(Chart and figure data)
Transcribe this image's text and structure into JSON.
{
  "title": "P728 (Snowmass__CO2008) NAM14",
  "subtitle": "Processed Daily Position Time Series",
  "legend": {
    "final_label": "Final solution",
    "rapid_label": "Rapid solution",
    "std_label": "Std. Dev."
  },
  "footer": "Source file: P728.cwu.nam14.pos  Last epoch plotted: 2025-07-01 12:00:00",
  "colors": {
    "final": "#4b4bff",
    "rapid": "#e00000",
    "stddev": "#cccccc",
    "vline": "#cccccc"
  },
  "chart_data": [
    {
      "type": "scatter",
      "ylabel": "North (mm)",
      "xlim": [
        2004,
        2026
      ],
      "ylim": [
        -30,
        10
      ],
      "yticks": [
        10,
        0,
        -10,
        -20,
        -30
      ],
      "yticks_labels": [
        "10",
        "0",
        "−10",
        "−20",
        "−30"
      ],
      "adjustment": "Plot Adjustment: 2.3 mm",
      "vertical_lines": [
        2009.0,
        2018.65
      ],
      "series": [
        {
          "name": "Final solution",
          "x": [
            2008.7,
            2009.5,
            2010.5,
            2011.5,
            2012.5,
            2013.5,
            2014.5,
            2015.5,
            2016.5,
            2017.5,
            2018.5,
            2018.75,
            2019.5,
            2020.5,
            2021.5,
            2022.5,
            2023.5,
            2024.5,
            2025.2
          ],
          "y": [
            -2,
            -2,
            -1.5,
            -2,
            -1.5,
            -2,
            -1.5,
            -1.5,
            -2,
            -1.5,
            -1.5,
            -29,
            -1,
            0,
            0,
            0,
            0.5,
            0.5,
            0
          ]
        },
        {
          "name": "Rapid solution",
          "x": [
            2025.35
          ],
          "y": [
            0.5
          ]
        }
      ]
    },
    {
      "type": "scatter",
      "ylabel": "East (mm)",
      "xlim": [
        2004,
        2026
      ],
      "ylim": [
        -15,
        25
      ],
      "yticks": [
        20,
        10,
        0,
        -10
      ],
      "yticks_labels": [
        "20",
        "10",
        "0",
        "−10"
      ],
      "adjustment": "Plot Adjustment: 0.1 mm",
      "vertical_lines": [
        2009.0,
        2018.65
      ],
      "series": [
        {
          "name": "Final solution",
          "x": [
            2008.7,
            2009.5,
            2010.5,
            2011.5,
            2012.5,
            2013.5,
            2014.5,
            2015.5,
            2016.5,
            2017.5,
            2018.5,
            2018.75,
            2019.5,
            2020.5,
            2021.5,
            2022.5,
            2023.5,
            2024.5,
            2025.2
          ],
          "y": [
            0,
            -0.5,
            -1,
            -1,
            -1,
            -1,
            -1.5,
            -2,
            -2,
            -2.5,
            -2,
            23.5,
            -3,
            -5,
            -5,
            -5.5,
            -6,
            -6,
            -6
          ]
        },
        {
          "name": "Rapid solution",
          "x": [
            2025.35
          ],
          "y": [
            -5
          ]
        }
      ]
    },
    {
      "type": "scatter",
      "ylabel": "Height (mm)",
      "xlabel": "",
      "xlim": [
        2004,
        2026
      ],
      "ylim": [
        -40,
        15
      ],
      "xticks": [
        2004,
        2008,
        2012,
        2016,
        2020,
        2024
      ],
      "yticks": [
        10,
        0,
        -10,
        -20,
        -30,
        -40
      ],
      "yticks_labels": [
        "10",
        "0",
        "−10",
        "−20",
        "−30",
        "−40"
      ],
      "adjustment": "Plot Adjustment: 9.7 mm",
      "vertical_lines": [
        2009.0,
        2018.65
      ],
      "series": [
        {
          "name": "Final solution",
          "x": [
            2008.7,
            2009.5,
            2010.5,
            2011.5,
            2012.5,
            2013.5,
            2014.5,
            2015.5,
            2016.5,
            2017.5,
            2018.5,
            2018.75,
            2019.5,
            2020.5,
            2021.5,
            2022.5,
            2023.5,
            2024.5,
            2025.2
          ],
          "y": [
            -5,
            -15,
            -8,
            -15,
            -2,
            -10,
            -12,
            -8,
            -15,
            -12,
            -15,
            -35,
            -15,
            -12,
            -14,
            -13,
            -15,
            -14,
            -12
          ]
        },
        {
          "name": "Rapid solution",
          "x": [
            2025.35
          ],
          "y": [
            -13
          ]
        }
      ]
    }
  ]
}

[Stated exercise] Reproduce the records above exactly.

[Written response]
Transcribe this image's text and structure into JSON.
{
  "title": "P728 (Snowmass__CO2008) NAM14",
  "subtitle": "Processed Daily Position Time Series",
  "legend": {
    "final_label": "Final solution",
    "rapid_label": "Rapid solution",
    "std_label": "Std. Dev."
  },
  "footer": "Source file: P728.cwu.nam14.pos  Last epoch plotted: 2025-07-01 12:00:00",
  "colors": {
    "final": "#4b4bff",
    "rapid": "#e00000",
    "stddev": "#cccccc",
    "vline": "#cccccc"
  },
  "chart_data": [
    {
      "type": "scatter",
      "ylabel": "North (mm)",
      "xlim": [
        2004,
        2026
      ],
      "ylim": [
        -30,
        10
      ],
      "yticks": [
        10,
        0,
        -10,
        -20,
        -30
      ],
      "yticks_labels": [
        "10",
        "0",
        "−10",
        "−20",
        "−30"
      ],
      "adjustment": "Plot Adjustment: 2.3 mm",
      "vertical_lines": [
        2009.0,
        2018.65
      ],
      "series": [
        {
          "name": "Final solution",
          "x": [
            2008.7,
            2009.5,
            2010.5,
            2011.5,
            2012.5,
            2013.5,
            2014.5,
            2015.5,
            2016.5,
            2017.5,
            2018.5,
            2018.75,
            2019.5,
            2020.5,
            2021.5,
            2022.5,
            2023.5,
            2024.5,
            2025.2
          ],
          "y": [
            -2,
            -2,
            -1.5,
            -2,
            -1.5,
            -2,
            -1.5,
            -1.5,
            -2,
            -1.5,
            -1.5,
            -29,
            -1,
            0,
            0,
            0,
            0.5,
            0.5,
            0
          ]
        },
        {
          "name": "Rapid solution",
          "x": [
            2025.35
          ],
          "y": [
            0.5
          ]
        }
      ]
    },
    {
      "type": "scatter",
      "ylabel": "East (mm)",
      "xlim": [
        2004,
        2026
      ],
      "ylim": [
        -15,
        25
      ],
      "yticks": [
        20,
        10,
        0,
        -10
      ],
      "yticks_labels": [
        "20",
        "10",
        "0",
        "−10"
      ],
      "adjustment": "Plot Adjustment: 0.1 mm",
      "vertical_lines": [
        2009.0,
        2018.65
      ],
      "series": [
        {
          "name": "Final solution",
          "x": [
            2008.7,
            2009.5,
            2010.5,
            2011.5,
            2012.5,
            2013.5,
            2014.5,
            2015.5,
            2016.5,
            2017.5,
            2018.5,
            2018.75,
            2019.5,
            2020.5,
            2021.5,
            2022.5,
            2023.5,
            2024.5,
            2025.2
          ],
          "y": [
            0,
            -0.5,
            -1,
            -1,
            -1,
            -1,
            -1.5,
            -2,
            -2,
            -2.5,
            -2,
            23.5,
            -3,
            -5,
            -5,
            -5.5,
            -6,
            -6,
            -6
          ]
        },
        {
          "name": "Rapid solution",
          "x": [
            2025.35
          ],
          "y": [
            -5
          ]
        }
      ]
    },
    {
      "type": "scatter",
      "ylabel": "Height (mm)",
      "xlabel": "",
      "xlim": [
        2004,
        2026
      ],
      "ylim": [
        -40,
        15
      ],
      "xticks": [
        2004,
        2008,
        2012,
        2016,
        2020,
        2024
      ],
      "yticks": [
        10,
        0,
        -10,
        -20,
        -30,
        -40
      ],
      "yticks_labels": [
        "10",
        "0",
        "−10",
        "−20",
        "−30",
        "−40"
      ],
      "adjustment": "Plot Adjustment: 9.7 mm",
      "vertical_lines": [
        2009.0,
        2018.65
      ],
      "series": [
        {
          "name": "Final solution",
          "x": [
            2008.7,
            2009.5,
            2010.5,
            2011.5,
            2012.5,
            2013.5,
            2014.5,
            2015.5,
            2016.5,
            2017.5,
            2018.5,
            2018.75,
            2019.5,
            2020.5,
            2021.5,
            2022.5,
            2023.5,
            2024.5,
            2025.2
          ],
          "y": [
            -5,
            -15,
            -8,
            -15,
            -2,
            -10,
            -12,
            -8,
            -15,
            -12,
            -15,
            -35,
            -15,
            -12,
            -14,
            -13,
            -15,
            -14,
            -12
          ]
        },
        {
          "name": "Rapid solution",
          "x": [
            2025.35
          ],
          "y": [
            -13
          ]
        }
      ]
    }
  ]
}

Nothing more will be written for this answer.